Stored data entries
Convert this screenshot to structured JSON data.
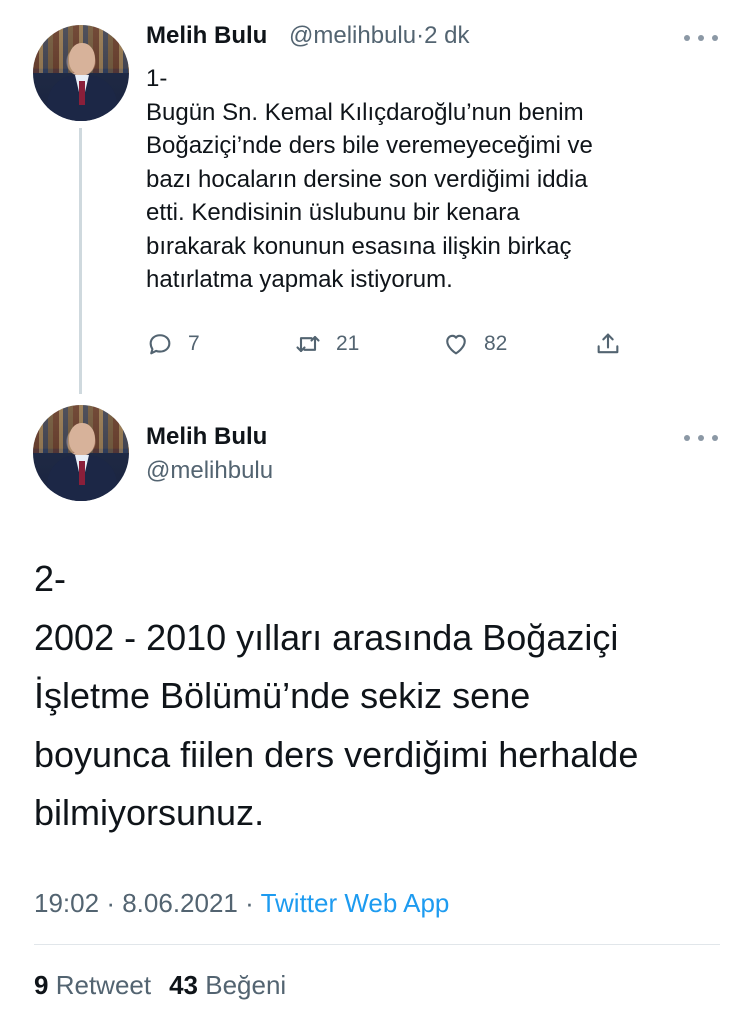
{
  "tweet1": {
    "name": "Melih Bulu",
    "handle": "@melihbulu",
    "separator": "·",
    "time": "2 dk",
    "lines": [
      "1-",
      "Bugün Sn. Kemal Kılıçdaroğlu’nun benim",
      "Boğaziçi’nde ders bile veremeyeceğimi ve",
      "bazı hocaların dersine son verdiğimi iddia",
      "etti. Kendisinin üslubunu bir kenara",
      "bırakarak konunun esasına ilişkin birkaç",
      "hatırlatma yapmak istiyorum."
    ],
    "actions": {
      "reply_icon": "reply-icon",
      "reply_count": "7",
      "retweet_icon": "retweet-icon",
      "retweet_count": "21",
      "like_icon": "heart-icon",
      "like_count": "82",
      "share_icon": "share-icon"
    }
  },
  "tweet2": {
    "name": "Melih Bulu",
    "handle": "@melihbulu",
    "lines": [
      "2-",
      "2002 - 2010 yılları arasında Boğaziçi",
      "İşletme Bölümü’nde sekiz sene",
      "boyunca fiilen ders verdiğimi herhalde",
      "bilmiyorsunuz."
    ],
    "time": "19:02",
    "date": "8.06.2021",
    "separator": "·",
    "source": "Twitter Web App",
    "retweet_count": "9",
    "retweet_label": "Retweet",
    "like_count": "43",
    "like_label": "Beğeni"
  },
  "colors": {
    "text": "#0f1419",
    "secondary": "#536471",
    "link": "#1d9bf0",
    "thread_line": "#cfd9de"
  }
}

...

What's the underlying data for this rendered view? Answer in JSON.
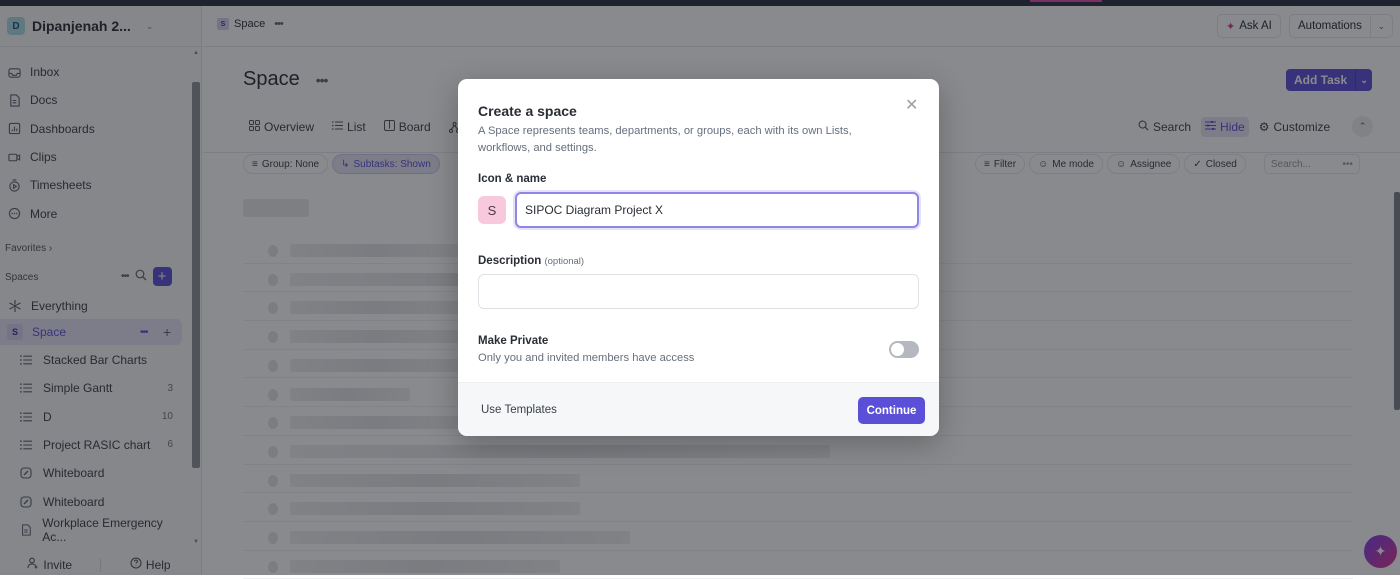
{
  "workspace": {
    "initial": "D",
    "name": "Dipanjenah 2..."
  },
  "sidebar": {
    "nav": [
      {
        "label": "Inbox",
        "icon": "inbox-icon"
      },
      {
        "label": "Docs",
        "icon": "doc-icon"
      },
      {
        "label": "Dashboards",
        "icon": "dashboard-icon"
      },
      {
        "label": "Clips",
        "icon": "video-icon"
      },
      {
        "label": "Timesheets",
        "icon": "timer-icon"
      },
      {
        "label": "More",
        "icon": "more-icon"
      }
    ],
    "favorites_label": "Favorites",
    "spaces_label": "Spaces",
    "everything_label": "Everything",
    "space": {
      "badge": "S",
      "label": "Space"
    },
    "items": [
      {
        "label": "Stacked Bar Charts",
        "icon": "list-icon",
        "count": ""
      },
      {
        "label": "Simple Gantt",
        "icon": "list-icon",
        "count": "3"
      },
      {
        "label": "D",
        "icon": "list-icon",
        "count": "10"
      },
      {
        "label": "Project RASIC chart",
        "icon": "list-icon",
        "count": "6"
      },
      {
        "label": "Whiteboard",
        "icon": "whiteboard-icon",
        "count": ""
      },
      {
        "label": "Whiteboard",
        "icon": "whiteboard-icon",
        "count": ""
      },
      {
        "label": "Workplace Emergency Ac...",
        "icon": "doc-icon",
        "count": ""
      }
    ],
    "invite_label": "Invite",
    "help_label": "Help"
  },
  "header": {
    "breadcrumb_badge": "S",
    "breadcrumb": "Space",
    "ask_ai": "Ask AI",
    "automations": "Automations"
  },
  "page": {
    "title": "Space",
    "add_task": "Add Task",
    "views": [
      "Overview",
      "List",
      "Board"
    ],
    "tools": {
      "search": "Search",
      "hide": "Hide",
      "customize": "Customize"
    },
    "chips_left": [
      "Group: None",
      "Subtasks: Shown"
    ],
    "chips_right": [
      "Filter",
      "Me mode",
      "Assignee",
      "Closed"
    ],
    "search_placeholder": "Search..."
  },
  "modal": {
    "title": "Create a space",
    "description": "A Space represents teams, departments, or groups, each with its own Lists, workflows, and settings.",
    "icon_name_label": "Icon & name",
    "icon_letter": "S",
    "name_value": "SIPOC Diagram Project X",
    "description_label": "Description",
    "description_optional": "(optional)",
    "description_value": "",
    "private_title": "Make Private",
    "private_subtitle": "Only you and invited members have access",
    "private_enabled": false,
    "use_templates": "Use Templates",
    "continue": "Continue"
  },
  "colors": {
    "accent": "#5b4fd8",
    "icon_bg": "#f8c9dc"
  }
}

**What to do:** Copy down every line of the material above that includes the string "Boğaziçi".

**Answer to the exercise:**
      "Boğaziçi’nde ders bile veremeyeceğimi ve",
      "2002 - 2010 yılları arasında Boğaziçi",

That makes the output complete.